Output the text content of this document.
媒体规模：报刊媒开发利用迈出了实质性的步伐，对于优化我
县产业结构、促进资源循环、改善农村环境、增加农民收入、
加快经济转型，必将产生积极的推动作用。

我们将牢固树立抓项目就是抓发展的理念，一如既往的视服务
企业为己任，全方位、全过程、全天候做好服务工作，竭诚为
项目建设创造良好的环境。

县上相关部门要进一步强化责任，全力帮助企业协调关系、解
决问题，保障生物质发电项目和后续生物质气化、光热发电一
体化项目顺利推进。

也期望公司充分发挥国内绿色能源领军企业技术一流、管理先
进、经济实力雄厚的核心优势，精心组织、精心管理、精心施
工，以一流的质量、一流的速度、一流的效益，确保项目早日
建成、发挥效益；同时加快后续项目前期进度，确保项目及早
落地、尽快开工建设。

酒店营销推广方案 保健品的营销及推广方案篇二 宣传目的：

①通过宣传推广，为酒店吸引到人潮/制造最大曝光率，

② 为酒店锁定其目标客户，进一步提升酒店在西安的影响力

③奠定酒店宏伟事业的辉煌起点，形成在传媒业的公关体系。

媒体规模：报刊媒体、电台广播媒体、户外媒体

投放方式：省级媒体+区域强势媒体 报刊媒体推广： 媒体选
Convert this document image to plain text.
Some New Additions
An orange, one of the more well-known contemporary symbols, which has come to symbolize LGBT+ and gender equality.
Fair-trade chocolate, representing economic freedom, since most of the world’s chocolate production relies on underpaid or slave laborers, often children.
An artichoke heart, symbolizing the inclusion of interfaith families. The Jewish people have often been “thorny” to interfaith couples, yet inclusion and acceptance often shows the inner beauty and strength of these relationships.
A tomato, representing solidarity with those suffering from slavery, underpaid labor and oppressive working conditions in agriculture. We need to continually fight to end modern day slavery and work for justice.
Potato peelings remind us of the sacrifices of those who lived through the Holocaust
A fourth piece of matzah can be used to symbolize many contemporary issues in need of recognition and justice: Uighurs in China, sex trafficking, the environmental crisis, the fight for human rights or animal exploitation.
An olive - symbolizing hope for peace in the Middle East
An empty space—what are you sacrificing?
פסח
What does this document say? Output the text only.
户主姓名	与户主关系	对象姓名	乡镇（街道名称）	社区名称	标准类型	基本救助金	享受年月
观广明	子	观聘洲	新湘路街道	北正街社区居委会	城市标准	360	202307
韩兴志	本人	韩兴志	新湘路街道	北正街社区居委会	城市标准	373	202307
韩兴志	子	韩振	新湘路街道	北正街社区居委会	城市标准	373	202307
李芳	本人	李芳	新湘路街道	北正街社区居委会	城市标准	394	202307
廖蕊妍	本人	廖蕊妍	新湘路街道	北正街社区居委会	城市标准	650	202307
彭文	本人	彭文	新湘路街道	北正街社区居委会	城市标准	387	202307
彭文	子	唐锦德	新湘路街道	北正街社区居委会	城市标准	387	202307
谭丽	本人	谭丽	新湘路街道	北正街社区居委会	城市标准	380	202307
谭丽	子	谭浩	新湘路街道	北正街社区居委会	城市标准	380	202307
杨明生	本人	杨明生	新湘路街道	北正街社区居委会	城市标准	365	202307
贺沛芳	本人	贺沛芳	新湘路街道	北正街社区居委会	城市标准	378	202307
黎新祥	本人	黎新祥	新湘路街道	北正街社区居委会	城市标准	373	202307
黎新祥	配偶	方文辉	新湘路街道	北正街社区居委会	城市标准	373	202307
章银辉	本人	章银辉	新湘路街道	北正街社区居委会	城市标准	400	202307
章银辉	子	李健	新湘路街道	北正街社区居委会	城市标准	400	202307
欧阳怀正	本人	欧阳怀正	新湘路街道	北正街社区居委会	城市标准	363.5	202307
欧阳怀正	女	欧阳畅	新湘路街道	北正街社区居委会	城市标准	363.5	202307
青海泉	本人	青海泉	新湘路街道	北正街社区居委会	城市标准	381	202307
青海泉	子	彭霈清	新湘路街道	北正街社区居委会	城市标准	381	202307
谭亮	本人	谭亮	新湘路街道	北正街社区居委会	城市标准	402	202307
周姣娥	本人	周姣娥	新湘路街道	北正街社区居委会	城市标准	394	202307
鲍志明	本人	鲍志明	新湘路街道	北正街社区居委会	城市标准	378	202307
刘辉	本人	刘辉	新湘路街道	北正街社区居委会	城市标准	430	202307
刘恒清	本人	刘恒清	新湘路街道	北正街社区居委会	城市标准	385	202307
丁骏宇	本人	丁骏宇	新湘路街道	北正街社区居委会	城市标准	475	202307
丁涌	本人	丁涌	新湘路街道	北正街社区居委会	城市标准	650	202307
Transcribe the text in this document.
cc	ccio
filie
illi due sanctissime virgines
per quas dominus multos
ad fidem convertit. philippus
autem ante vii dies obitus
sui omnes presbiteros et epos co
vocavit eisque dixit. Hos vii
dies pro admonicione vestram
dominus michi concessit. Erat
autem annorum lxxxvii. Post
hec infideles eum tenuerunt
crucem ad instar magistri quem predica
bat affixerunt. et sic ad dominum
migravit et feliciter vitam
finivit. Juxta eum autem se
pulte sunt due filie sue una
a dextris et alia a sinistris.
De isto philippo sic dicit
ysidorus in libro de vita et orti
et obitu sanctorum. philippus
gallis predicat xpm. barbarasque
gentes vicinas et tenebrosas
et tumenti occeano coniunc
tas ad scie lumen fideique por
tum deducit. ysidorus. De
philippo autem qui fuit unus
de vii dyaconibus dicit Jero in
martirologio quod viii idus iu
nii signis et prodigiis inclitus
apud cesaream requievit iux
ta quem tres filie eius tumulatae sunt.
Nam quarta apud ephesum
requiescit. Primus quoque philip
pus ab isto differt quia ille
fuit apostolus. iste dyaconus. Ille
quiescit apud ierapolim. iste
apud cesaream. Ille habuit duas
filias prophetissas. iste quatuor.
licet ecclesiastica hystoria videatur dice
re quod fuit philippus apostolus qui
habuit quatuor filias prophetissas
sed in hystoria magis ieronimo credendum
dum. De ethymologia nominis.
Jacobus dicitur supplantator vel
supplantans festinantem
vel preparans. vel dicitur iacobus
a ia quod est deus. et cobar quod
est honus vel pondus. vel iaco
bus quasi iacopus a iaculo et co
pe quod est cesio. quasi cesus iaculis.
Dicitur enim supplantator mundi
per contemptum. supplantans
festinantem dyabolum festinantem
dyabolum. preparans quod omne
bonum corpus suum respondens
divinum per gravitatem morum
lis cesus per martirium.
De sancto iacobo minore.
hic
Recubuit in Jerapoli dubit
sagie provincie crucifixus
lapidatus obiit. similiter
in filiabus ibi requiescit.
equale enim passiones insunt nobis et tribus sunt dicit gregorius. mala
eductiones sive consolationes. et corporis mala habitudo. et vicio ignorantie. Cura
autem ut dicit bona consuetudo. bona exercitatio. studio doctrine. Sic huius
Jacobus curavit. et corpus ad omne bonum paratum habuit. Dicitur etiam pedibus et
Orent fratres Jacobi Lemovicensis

================

→ **What the task requires**
Copy the material above verbatim.

→ **Problem solution**
Output the text content of this document.
媒体规模：报刊媒开发利用迈出了实质性的步伐，对于优化我
县产业结构、促进资源循环、改善农村环境、增加农民收入、
加快经济转型，必将产生积极的推动作用。

我们将牢固树立抓项目就是抓发展的理念，一如既往的视服务
企业为己任，全方位、全过程、全天候做好服务工作，竭诚为
项目建设创造良好的环境。

县上相关部门要进一步强化责任，全力帮助企业协调关系、解
决问题，保障生物质发电项目和后续生物质气化、光热发电一
体化项目顺利推进。

也期望公司充分发挥国内绿色能源领军企业技术一流、管理先
进、经济实力雄厚的核心优势，精心组织、精心管理、精心施
工，以一流的质量、一流的速度、一流的效益，确保项目早日
建成、发挥效益；同时加快后续项目前期进度，确保项目及早
落地、尽快开工建设。

酒店营销推广方案 保健品的营销及推广方案篇二 宣传目的：

①通过宣传推广，为酒店吸引到人潮/制造最大曝光率，

② 为酒店锁定其目标客户，进一步提升酒店在西安的影响力

③奠定酒店宏伟事业的辉煌起点，形成在传媒业的公关体系。

媒体规模：报刊媒体、电台广播媒体、户外媒体

投放方式：省级媒体+区域强势媒体 报刊媒体推广： 媒体选
Convert this document image to plain text.
Some New Additions
An orange, one of the more well-known contemporary symbols, which has come to symbolize LGBT+ and gender equality.
Fair-trade chocolate, representing economic freedom, since most of the world’s chocolate production relies on underpaid or slave laborers, often children.
An artichoke heart, symbolizing the inclusion of interfaith families. The Jewish people have often been “thorny” to interfaith couples, yet inclusion and acceptance often shows the inner beauty and strength of these relationships.
A tomato, representing solidarity with those suffering from slavery, underpaid labor and oppressive working conditions in agriculture. We need to continually fight to end modern day slavery and work for justice.
Potato peelings remind us of the sacrifices of those who lived through the Holocaust
A fourth piece of matzah can be used to symbolize many contemporary issues in need of recognition and justice: Uighurs in China, sex trafficking, the environmental crisis, the fight for human rights or animal exploitation.
An olive - symbolizing hope for peace in the Middle East
An empty space—what are you sacrificing?
פסח
What does this document say? Output the text only.
户主姓名	与户主关系	对象姓名	乡镇（街道名称）	社区名称	标准类型	基本救助金	享受年月
观广明	子	观聘洲	新湘路街道	北正街社区居委会	城市标准	360	202307
韩兴志	本人	韩兴志	新湘路街道	北正街社区居委会	城市标准	373	202307
韩兴志	子	韩振	新湘路街道	北正街社区居委会	城市标准	373	202307
李芳	本人	李芳	新湘路街道	北正街社区居委会	城市标准	394	202307
廖蕊妍	本人	廖蕊妍	新湘路街道	北正街社区居委会	城市标准	650	202307
彭文	本人	彭文	新湘路街道	北正街社区居委会	城市标准	387	202307
彭文	子	唐锦德	新湘路街道	北正街社区居委会	城市标准	387	202307
谭丽	本人	谭丽	新湘路街道	北正街社区居委会	城市标准	380	202307
谭丽	子	谭浩	新湘路街道	北正街社区居委会	城市标准	380	202307
杨明生	本人	杨明生	新湘路街道	北正街社区居委会	城市标准	365	202307
贺沛芳	本人	贺沛芳	新湘路街道	北正街社区居委会	城市标准	378	202307
黎新祥	本人	黎新祥	新湘路街道	北正街社区居委会	城市标准	373	202307
黎新祥	配偶	方文辉	新湘路街道	北正街社区居委会	城市标准	373	202307
章银辉	本人	章银辉	新湘路街道	北正街社区居委会	城市标准	400	202307
章银辉	子	李健	新湘路街道	北正街社区居委会	城市标准	400	202307
欧阳怀正	本人	欧阳怀正	新湘路街道	北正街社区居委会	城市标准	363.5	202307
欧阳怀正	女	欧阳畅	新湘路街道	北正街社区居委会	城市标准	363.5	202307
青海泉	本人	青海泉	新湘路街道	北正街社区居委会	城市标准	381	202307
青海泉	子	彭霈清	新湘路街道	北正街社区居委会	城市标准	381	202307
谭亮	本人	谭亮	新湘路街道	北正街社区居委会	城市标准	402	202307
周姣娥	本人	周姣娥	新湘路街道	北正街社区居委会	城市标准	394	202307
鲍志明	本人	鲍志明	新湘路街道	北正街社区居委会	城市标准	378	202307
刘辉	本人	刘辉	新湘路街道	北正街社区居委会	城市标准	430	202307
刘恒清	本人	刘恒清	新湘路街道	北正街社区居委会	城市标准	385	202307
丁骏宇	本人	丁骏宇	新湘路街道	北正街社区居委会	城市标准	475	202307
丁涌	本人	丁涌	新湘路街道	北正街社区居委会	城市标准	650	202307
Transcribe the text in this document.
cc	ccio
filie
illi due sanctissime virgines
per quas dominus multos
ad fidem convertit. philippus
autem ante vii dies obitus
sui omnes presbiteros et epos co
vocavit eisque dixit. Hos vii
dies pro admonicione vestram
dominus michi concessit. Erat
autem annorum lxxxvii. Post
hec infideles eum tenuerunt
crucem ad instar magistri quem predica
bat affixerunt. et sic ad dominum
migravit et feliciter vitam
finivit. Juxta eum autem se
pulte sunt due filie sue una
a dextris et alia a sinistris.
De isto philippo sic dicit
ysidorus in libro de vita et orti
et obitu sanctorum. philippus
gallis predicat xpm. barbarasque
gentes vicinas et tenebrosas
et tumenti occeano coniunc
tas ad scie lumen fideique por
tum deducit. ysidorus. De
philippo autem qui fuit unus
de vii dyaconibus dicit Jero in
martirologio quod viii idus iu
nii signis et prodigiis inclitus
apud cesaream requievit iux
ta quem tres filie eius tumulatae sunt.
Nam quarta apud ephesum
requiescit. Primus quoque philip
pus ab isto differt quia ille
fuit apostolus. iste dyaconus. Ille
quiescit apud ierapolim. iste
apud cesaream. Ille habuit duas
filias prophetissas. iste quatuor.
licet ecclesiastica hystoria videatur dice
re quod fuit philippus apostolus qui
habuit quatuor filias prophetissas
sed in hystoria magis ieronimo credendum
dum. De ethymologia nominis.
Jacobus dicitur supplantator vel
supplantans festinantem
vel preparans. vel dicitur iacobus
a ia quod est deus. et cobar quod
est honus vel pondus. vel iaco
bus quasi iacopus a iaculo et co
pe quod est cesio. quasi cesus iaculis.
Dicitur enim supplantator mundi
per contemptum. supplantans
festinantem dyabolum festinantem
dyabolum. preparans quod omne
bonum corpus suum respondens
divinum per gravitatem morum
lis cesus per martirium.
De sancto iacobo minore.
hic
Recubuit in Jerapoli dubit
sagie provincie crucifixus
lapidatus obiit. similiter
in filiabus ibi requiescit.
equale enim passiones insunt nobis et tribus sunt dicit gregorius. mala
eductiones sive consolationes. et corporis mala habitudo. et vicio ignorantie. Cura
autem ut dicit bona consuetudo. bona exercitatio. studio doctrine. Sic huius
Jacobus curavit. et corpus ad omne bonum paratum habuit. Dicitur etiam pedibus et
Orent fratres Jacobi Lemovicensis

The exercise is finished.